— Work to be completed —
Count the lines below that contain the string "battery", and reply with that number alone.

Some records
■ ■ ■ ■

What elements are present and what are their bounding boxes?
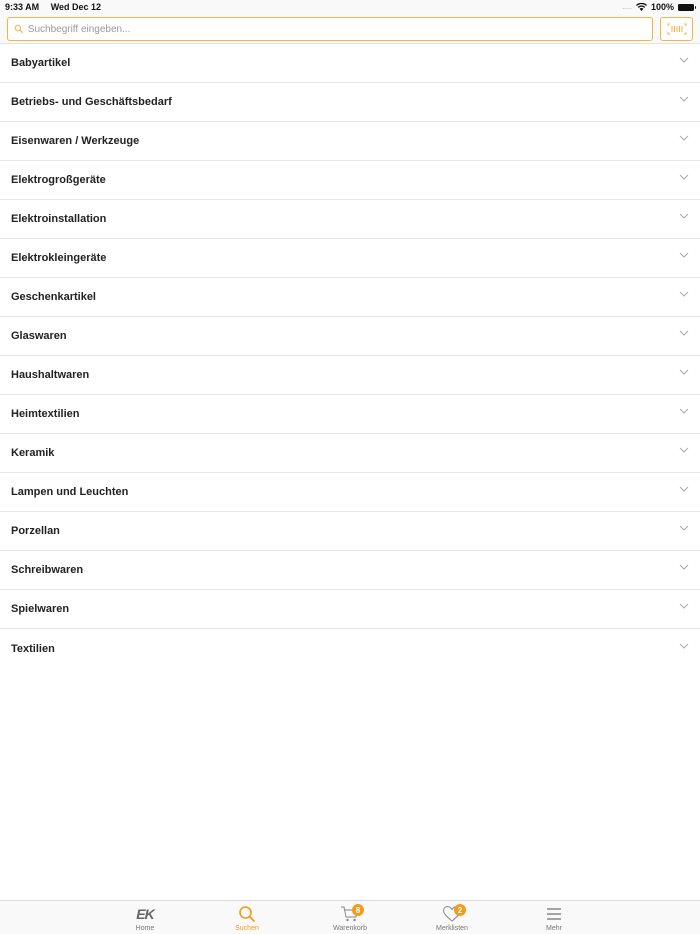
chevron-down-icon	[679, 408, 689, 414]
category-row-babyartikel[interactable]	[0, 44, 700, 83]
tab-mehr[interactable]	[514, 901, 594, 934]
category-row-schreibwaren[interactable]	[0, 551, 700, 590]
category-label: Elektroinstallation	[11, 213, 107, 225]
chevron-down-icon	[679, 447, 689, 453]
category-row-betriebsbedarf[interactable]	[0, 83, 700, 122]
signal-icon: .....	[622, 3, 632, 11]
status-date: Wed Dec 12	[50, 2, 102, 12]
category-row-elektrogrossgeraete[interactable]	[0, 161, 700, 200]
chevron-down-icon	[679, 96, 689, 102]
chevron-down-icon	[679, 486, 689, 492]
category-row-eisenwaren[interactable]	[0, 122, 700, 161]
chevron-down-icon	[679, 213, 689, 219]
category-label: Porzellan	[11, 525, 60, 537]
tab-label: Merklisten	[436, 925, 468, 932]
chevron-down-icon	[679, 564, 689, 570]
category-row-elektroinstallation[interactable]	[0, 200, 700, 239]
category-label: Elektrogroßgeräte	[11, 174, 106, 186]
chevron-down-icon	[679, 252, 689, 258]
tab-label: Suchen	[235, 925, 259, 932]
search-icon	[14, 24, 24, 34]
battery-icon	[678, 4, 694, 11]
category-label: Geschenkartikel	[11, 291, 96, 303]
chevron-down-icon	[679, 291, 689, 297]
tab-home[interactable]	[105, 901, 185, 934]
category-label: Textilien	[11, 642, 55, 655]
tab-label: Home	[135, 925, 155, 932]
chevron-down-icon	[679, 174, 689, 180]
chevron-down-icon	[679, 135, 689, 141]
category-label: Keramik	[11, 447, 55, 459]
tab-suchen[interactable]	[207, 901, 287, 934]
category-row-keramik[interactable]	[0, 434, 700, 473]
wishlist-count-badge: 2	[454, 904, 466, 916]
category-row-spielwaren[interactable]	[0, 590, 700, 629]
category-label: Betriebs- und Geschäftsbedarf	[11, 96, 172, 108]
search-field[interactable]	[7, 17, 653, 41]
chevron-down-icon	[679, 330, 689, 336]
chevron-down-icon	[679, 369, 689, 375]
category-row-textilien[interactable]	[0, 629, 700, 668]
menu-icon	[546, 907, 562, 921]
category-label: Schreibwaren	[11, 564, 84, 576]
category-row-geschenkartikel[interactable]	[0, 278, 700, 317]
category-row-lampen[interactable]	[0, 473, 700, 512]
category-label: Glaswaren	[11, 330, 67, 342]
status-bar	[0, 0, 700, 14]
tab-merklisten[interactable]	[412, 901, 492, 934]
category-list	[0, 44, 700, 668]
tab-label: Warenkorb	[333, 925, 367, 932]
tab-label: Mehr	[546, 925, 562, 932]
status-time: 9:33 AM	[5, 2, 40, 12]
tab-bar	[0, 900, 700, 934]
barcode-icon	[667, 23, 687, 35]
category-label: Heimtextilien	[11, 408, 80, 420]
category-row-glaswaren[interactable]	[0, 317, 700, 356]
category-label: Babyartikel	[11, 57, 71, 69]
tab-warenkorb[interactable]	[310, 901, 390, 934]
category-label: Lampen und Leuchten	[11, 486, 129, 498]
category-label: Spielwaren	[11, 603, 70, 615]
category-label: Elektrokleingeräte	[11, 252, 107, 264]
chevron-down-icon	[679, 603, 689, 609]
category-row-elektrokleingeraete[interactable]	[0, 239, 700, 278]
category-row-porzellan[interactable]	[0, 512, 700, 551]
category-row-haushaltwaren[interactable]	[0, 356, 700, 395]
search-input[interactable]	[28, 24, 652, 35]
chevron-down-icon	[679, 525, 689, 531]
wifi-icon	[636, 3, 647, 11]
category-label: Haushaltwaren	[11, 369, 90, 381]
search-bar	[0, 14, 700, 44]
category-label: Eisenwaren / Werkzeuge	[11, 135, 140, 147]
chevron-down-icon	[679, 643, 689, 649]
chevron-down-icon	[679, 57, 689, 63]
category-row-heimtextilien[interactable]	[0, 395, 700, 434]
barcode-scan-button[interactable]	[660, 17, 693, 41]
ek-logo-icon: EK	[136, 906, 154, 922]
cart-count-badge: 8	[352, 904, 364, 916]
battery-percent: 100%	[650, 2, 674, 12]
search-icon	[238, 905, 256, 923]
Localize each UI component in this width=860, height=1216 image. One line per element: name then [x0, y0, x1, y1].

■ ■ ■ ■

— Task solution —
2